Your instructions — Would you transcribe all of the data exactly, down to the last character?

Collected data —
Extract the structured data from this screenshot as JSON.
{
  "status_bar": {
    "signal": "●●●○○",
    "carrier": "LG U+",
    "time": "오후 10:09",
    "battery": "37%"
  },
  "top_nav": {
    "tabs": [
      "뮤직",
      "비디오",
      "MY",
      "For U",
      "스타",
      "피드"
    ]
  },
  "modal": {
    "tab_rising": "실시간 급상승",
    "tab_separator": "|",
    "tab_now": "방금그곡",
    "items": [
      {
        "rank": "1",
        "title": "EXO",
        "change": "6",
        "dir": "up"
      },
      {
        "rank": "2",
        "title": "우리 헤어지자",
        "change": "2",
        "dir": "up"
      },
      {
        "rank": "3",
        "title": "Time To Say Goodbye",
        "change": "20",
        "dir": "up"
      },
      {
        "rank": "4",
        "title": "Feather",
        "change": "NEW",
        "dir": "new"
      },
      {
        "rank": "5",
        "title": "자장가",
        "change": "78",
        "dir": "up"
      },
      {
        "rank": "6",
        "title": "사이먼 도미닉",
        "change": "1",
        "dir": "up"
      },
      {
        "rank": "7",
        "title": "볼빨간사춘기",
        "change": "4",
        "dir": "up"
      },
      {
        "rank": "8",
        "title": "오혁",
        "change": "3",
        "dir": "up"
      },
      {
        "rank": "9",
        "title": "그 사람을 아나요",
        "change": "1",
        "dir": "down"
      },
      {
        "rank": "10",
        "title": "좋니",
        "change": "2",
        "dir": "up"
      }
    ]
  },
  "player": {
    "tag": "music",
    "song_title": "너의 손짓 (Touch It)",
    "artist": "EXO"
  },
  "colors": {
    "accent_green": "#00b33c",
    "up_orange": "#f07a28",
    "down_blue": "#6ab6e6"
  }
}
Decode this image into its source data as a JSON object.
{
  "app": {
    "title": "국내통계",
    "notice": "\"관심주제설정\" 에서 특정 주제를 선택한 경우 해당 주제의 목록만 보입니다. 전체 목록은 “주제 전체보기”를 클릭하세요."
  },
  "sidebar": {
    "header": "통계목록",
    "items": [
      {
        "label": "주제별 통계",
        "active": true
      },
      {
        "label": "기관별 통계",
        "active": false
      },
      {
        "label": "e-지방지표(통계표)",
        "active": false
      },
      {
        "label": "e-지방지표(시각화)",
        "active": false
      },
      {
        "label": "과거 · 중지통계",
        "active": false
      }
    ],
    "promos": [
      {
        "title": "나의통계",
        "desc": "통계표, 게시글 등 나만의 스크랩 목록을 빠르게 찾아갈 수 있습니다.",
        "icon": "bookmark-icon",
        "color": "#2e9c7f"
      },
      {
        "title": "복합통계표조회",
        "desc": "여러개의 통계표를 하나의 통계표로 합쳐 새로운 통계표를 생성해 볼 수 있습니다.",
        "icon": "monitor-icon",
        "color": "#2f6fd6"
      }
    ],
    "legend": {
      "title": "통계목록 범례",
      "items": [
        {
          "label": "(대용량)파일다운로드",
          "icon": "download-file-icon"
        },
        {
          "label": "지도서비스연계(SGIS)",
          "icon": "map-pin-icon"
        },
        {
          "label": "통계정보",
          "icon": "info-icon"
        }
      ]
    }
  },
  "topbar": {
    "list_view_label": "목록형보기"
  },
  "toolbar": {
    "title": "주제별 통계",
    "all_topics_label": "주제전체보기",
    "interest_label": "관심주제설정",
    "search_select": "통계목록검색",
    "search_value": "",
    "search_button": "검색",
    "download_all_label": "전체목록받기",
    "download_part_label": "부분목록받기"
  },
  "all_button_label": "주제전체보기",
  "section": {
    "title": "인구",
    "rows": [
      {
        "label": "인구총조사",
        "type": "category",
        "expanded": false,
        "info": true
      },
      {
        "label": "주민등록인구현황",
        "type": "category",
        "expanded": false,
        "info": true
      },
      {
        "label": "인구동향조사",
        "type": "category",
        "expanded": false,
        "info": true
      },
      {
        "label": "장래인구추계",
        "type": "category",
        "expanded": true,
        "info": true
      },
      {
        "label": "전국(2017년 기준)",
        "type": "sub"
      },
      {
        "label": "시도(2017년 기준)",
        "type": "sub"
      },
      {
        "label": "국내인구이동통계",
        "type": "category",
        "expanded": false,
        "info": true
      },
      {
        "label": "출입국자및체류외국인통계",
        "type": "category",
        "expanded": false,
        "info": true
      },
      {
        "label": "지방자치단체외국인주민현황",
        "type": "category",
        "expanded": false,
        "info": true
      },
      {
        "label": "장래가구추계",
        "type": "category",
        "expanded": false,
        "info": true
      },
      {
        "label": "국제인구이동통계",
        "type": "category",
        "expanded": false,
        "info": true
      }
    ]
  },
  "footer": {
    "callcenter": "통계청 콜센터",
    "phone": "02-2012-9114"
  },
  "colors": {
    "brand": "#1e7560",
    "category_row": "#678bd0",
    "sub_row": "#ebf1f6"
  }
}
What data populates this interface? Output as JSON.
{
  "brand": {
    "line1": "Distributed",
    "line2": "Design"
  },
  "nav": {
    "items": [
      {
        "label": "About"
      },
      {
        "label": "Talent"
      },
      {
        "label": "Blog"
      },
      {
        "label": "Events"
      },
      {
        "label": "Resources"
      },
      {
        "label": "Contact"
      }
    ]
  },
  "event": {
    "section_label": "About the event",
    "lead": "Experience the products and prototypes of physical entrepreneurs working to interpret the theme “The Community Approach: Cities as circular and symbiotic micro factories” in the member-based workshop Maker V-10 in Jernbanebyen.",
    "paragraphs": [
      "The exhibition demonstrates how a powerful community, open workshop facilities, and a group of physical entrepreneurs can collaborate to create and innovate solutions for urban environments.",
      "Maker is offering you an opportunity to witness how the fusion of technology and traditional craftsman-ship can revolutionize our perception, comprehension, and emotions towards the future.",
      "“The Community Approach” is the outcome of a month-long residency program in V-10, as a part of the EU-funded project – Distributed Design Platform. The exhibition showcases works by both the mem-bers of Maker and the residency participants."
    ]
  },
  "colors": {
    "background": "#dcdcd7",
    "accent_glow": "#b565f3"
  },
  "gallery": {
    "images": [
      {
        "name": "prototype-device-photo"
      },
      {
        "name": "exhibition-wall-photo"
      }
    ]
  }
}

Answer to this problem —
Extract the structured data from this screenshot as JSON.
{
  "status_bar": {
    "signal": "●●●○○",
    "carrier": "LG U+",
    "time": "오후 10:09",
    "battery": "37%"
  },
  "top_nav": {
    "tabs": [
      "뮤직",
      "비디오",
      "MY",
      "For U",
      "스타",
      "피드"
    ]
  },
  "modal": {
    "tab_rising": "실시간 급상승",
    "tab_separator": "|",
    "tab_now": "방금그곡",
    "items": [
      {
        "rank": "1",
        "title": "EXO",
        "change": "6",
        "dir": "up"
      },
      {
        "rank": "2",
        "title": "우리 헤어지자",
        "change": "2",
        "dir": "up"
      },
      {
        "rank": "3",
        "title": "Time To Say Goodbye",
        "change": "20",
        "dir": "up"
      },
      {
        "rank": "4",
        "title": "Feather",
        "change": "NEW",
        "dir": "new"
      },
      {
        "rank": "5",
        "title": "자장가",
        "change": "78",
        "dir": "up"
      },
      {
        "rank": "6",
        "title": "사이먼 도미닉",
        "change": "1",
        "dir": "up"
      },
      {
        "rank": "7",
        "title": "볼빨간사춘기",
        "change": "4",
        "dir": "up"
      },
      {
        "rank": "8",
        "title": "오혁",
        "change": "3",
        "dir": "up"
      },
      {
        "rank": "9",
        "title": "그 사람을 아나요",
        "change": "1",
        "dir": "down"
      },
      {
        "rank": "10",
        "title": "좋니",
        "change": "2",
        "dir": "up"
      }
    ]
  },
  "player": {
    "tag": "music",
    "song_title": "너의 손짓 (Touch It)",
    "artist": "EXO"
  },
  "colors": {
    "accent_green": "#00b33c",
    "up_orange": "#f07a28",
    "down_blue": "#6ab6e6"
  }
}
Decode this image into its source data as a JSON object.
{
  "app": {
    "title": "국내통계",
    "notice": "\"관심주제설정\" 에서 특정 주제를 선택한 경우 해당 주제의 목록만 보입니다. 전체 목록은 “주제 전체보기”를 클릭하세요."
  },
  "sidebar": {
    "header": "통계목록",
    "items": [
      {
        "label": "주제별 통계",
        "active": true
      },
      {
        "label": "기관별 통계",
        "active": false
      },
      {
        "label": "e-지방지표(통계표)",
        "active": false
      },
      {
        "label": "e-지방지표(시각화)",
        "active": false
      },
      {
        "label": "과거 · 중지통계",
        "active": false
      }
    ],
    "promos": [
      {
        "title": "나의통계",
        "desc": "통계표, 게시글 등 나만의 스크랩 목록을 빠르게 찾아갈 수 있습니다.",
        "icon": "bookmark-icon",
        "color": "#2e9c7f"
      },
      {
        "title": "복합통계표조회",
        "desc": "여러개의 통계표를 하나의 통계표로 합쳐 새로운 통계표를 생성해 볼 수 있습니다.",
        "icon": "monitor-icon",
        "color": "#2f6fd6"
      }
    ],
    "legend": {
      "title": "통계목록 범례",
      "items": [
        {
          "label": "(대용량)파일다운로드",
          "icon": "download-file-icon"
        },
        {
          "label": "지도서비스연계(SGIS)",
          "icon": "map-pin-icon"
        },
        {
          "label": "통계정보",
          "icon": "info-icon"
        }
      ]
    }
  },
  "topbar": {
    "list_view_label": "목록형보기"
  },
  "toolbar": {
    "title": "주제별 통계",
    "all_topics_label": "주제전체보기",
    "interest_label": "관심주제설정",
    "search_select": "통계목록검색",
    "search_value": "",
    "search_button": "검색",
    "download_all_label": "전체목록받기",
    "download_part_label": "부분목록받기"
  },
  "all_button_label": "주제전체보기",
  "section": {
    "title": "인구",
    "rows": [
      {
        "label": "인구총조사",
        "type": "category",
        "expanded": false,
        "info": true
      },
      {
        "label": "주민등록인구현황",
        "type": "category",
        "expanded": false,
        "info": true
      },
      {
        "label": "인구동향조사",
        "type": "category",
        "expanded": false,
        "info": true
      },
      {
        "label": "장래인구추계",
        "type": "category",
        "expanded": true,
        "info": true
      },
      {
        "label": "전국(2017년 기준)",
        "type": "sub"
      },
      {
        "label": "시도(2017년 기준)",
        "type": "sub"
      },
      {
        "label": "국내인구이동통계",
        "type": "category",
        "expanded": false,
        "info": true
      },
      {
        "label": "출입국자및체류외국인통계",
        "type": "category",
        "expanded": false,
        "info": true
      },
      {
        "label": "지방자치단체외국인주민현황",
        "type": "category",
        "expanded": false,
        "info": true
      },
      {
        "label": "장래가구추계",
        "type": "category",
        "expanded": false,
        "info": true
      },
      {
        "label": "국제인구이동통계",
        "type": "category",
        "expanded": false,
        "info": true
      }
    ]
  },
  "footer": {
    "callcenter": "통계청 콜센터",
    "phone": "02-2012-9114"
  },
  "colors": {
    "brand": "#1e7560",
    "category_row": "#678bd0",
    "sub_row": "#ebf1f6"
  }
}
What data populates this interface? Output as JSON.
{
  "brand": {
    "line1": "Distributed",
    "line2": "Design"
  },
  "nav": {
    "items": [
      {
        "label": "About"
      },
      {
        "label": "Talent"
      },
      {
        "label": "Blog"
      },
      {
        "label": "Events"
      },
      {
        "label": "Resources"
      },
      {
        "label": "Contact"
      }
    ]
  },
  "event": {
    "section_label": "About the event",
    "lead": "Experience the products and prototypes of physical entrepreneurs working to interpret the theme “The Community Approach: Cities as circular and symbiotic micro factories” in the member-based workshop Maker V-10 in Jernbanebyen.",
    "paragraphs": [
      "The exhibition demonstrates how a powerful community, open workshop facilities, and a group of physical entrepreneurs can collaborate to create and innovate solutions for urban environments.",
      "Maker is offering you an opportunity to witness how the fusion of technology and traditional craftsman-ship can revolutionize our perception, comprehension, and emotions towards the future.",
      "“The Community Approach” is the outcome of a month-long residency program in V-10, as a part of the EU-funded project – Distributed Design Platform. The exhibition showcases works by both the mem-bers of Maker and the residency participants."
    ]
  },
  "colors": {
    "background": "#dcdcd7",
    "accent_glow": "#b565f3"
  },
  "gallery": {
    "images": [
      {
        "name": "prototype-device-photo"
      },
      {
        "name": "exhibition-wall-photo"
      }
    ]
  }
}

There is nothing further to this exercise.